*Text under study:*
--------------------
I was reading Dare Obasanjo’s blog this morning waiting for an MSPAC speaker and hit the top of my “I feel so bad” meter: W3C Publishes XMLHttpRequest Object specification

First of all, I don’t like the W3C anymore. When the web was wild and Netscape was creating the BLINK tag and Microsoft was creating the MARQUEE tag, we needed a little bit of head knocking to get things cooled down and standardized. When XSLT was morphing and needed to be guided to help solve our dynamic view + data rendering, W3C was a great place to proactively brainstorm.

Their job is done.

As they continue to keep themselves busy, you get awful stuff like XSD – the very worse you can get from a design-by-committee specification that is so inelegant I regret everytime I have to crack a book to track down some obscure aspect of a naughty schema.

Now, they go and pull together a specification of the XMLHttpRequest object, something that’s the fundamental fun driving the AJAX / Web 2.0 world of re-enthusiasm about the web and dynamic solutions, and give zip zero zilch nods towards the original creators of the object.


Way back when (when as in when my beard wasn’t as grey… or grey at all) I worked on the NetDocs project, specifically on the group implementing the inbox, calendar, and contact views and the technology underneath to great the XML list data and render them. All that XML was grabbed via an XMLHttpRequest object instantiated as a WebDAV command. NetDocs was AJAX on steroids. Asynchronous, crazy, COM-loving steroids.
--------------------
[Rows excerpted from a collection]
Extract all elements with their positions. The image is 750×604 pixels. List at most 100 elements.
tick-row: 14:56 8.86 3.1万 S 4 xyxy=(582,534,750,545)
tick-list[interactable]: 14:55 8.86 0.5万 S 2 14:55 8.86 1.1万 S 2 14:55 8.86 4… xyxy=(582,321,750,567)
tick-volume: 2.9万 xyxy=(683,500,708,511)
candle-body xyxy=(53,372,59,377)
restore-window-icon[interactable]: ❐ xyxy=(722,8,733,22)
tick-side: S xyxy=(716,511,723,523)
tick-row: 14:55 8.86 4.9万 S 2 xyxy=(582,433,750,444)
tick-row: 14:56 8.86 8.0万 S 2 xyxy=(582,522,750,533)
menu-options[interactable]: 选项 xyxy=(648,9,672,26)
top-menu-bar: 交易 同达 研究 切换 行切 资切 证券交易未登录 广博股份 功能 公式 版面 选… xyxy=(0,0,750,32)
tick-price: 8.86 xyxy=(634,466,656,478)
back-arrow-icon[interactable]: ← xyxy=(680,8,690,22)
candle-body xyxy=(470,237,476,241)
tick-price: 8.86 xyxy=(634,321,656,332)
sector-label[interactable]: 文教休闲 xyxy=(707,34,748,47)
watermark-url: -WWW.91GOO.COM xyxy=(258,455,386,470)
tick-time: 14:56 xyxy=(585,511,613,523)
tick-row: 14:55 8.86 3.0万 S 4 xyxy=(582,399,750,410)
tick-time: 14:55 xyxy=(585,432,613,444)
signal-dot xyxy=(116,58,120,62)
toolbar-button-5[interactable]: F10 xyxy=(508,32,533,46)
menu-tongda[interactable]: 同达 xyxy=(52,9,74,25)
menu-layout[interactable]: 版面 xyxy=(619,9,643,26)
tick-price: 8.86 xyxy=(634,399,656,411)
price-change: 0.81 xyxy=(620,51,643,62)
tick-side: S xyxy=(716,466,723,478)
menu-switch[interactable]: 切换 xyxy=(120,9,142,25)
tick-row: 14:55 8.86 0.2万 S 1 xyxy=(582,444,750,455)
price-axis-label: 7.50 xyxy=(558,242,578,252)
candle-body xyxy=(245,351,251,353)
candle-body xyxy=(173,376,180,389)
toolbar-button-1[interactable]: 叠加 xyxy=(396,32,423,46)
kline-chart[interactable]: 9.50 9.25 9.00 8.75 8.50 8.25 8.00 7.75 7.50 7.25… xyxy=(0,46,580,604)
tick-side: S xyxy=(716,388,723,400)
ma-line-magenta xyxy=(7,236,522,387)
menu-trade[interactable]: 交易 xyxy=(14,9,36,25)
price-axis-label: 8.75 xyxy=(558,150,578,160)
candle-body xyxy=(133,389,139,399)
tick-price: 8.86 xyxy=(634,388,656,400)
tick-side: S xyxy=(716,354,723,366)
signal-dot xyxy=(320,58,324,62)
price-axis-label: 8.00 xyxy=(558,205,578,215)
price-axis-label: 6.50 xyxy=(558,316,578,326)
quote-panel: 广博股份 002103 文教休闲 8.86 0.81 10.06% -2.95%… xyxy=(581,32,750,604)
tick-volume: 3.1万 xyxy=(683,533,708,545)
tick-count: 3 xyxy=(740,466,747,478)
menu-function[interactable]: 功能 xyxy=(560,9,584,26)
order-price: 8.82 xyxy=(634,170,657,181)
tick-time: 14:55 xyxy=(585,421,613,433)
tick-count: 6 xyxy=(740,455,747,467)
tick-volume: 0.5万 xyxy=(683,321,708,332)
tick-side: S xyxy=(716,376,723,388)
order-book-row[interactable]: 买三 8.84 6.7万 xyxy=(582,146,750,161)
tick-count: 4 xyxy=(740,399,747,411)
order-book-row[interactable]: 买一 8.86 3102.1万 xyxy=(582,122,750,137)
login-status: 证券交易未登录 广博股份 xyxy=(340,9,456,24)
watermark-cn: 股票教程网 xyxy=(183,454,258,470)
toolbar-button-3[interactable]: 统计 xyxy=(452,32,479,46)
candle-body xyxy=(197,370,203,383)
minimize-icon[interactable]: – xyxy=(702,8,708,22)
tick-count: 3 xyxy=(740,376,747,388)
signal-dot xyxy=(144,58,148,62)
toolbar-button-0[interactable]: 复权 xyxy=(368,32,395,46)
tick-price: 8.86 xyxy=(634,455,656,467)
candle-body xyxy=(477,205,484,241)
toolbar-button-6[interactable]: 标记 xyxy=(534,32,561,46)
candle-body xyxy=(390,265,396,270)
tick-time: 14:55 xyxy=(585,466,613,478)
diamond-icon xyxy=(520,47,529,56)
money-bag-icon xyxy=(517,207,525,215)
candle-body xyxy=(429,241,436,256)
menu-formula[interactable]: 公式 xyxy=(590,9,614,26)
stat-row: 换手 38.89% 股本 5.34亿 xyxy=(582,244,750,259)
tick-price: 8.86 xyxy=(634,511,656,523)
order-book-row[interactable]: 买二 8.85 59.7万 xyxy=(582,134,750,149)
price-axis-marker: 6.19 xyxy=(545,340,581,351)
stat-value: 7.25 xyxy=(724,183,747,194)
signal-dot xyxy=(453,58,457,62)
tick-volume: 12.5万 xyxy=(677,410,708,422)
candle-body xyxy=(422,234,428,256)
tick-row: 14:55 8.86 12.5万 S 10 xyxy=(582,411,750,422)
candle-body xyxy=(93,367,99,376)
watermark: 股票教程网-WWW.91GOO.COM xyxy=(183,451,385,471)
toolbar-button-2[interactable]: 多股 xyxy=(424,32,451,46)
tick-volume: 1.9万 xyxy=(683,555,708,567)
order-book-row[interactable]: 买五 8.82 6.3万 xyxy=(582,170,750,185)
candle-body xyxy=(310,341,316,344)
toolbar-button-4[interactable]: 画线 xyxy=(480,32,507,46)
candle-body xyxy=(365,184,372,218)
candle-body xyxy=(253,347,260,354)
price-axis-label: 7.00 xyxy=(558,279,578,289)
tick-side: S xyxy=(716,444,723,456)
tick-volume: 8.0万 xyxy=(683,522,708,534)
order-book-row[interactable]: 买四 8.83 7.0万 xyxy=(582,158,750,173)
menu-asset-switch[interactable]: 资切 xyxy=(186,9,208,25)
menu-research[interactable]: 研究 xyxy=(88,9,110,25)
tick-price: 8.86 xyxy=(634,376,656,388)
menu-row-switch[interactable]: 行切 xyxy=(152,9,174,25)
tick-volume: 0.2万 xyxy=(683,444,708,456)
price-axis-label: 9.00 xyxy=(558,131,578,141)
--------------------
*Check your understanding:*
- A) In the post on the W3C and XMLHttpRequest, which project had the writer worked on in the group implementing the inbox, calendar, and contact views?
- B) For each statement, say whether it agrees with the post on the W3C and XMLHttpRequest. Answer yes or no, and quote the words of the post that decide it.
(i) Microsoft created the BLINK tag.
(ii) The writer says the W3C's job is done.
(iii) In NetDocs, the XML was grabbed via an XMLHttpRequest object instantiated as a WebDAV command.
- C) Write what follows in the post on the W3C and XMLHttpRequest, starting after its final sentence.

*Answers for the exercise:*
- A) The NetDocs project.

- B)
(i) No: "Netscape was creating the BLINK tag and Microsoft was creating the MARQUEE tag"
(ii) Yes: "Their job is done."
(iii) Yes: "All that XML was grabbed via an XMLHttpRequest object instantiated as a WebDAV command."

- C)
I sat down with my boss to hear an architectural review by Alex Hoppman on how the original OWA worked and their usage of this little object Alex helped to design: XMLHttpRequest object. Nifty!

Niftyness sticks in the programming world. When something is done well, it is duly appreciated and put to use. That’s what we did. Big time.

So I don’t want to go all Dave Winer here and demand attribution everytime XMLHttpRequest is glorified. But a specification? One with historical tracking and that points to other references on the subject? Yes. I expect due attribution here, even grudingly added later.


So I’ll go back to the “live” spec occasionally, perhaps even pop a pissy post to their alias. I think the W3C is ready to be shuttered and archived off. This is just another brick in the wall.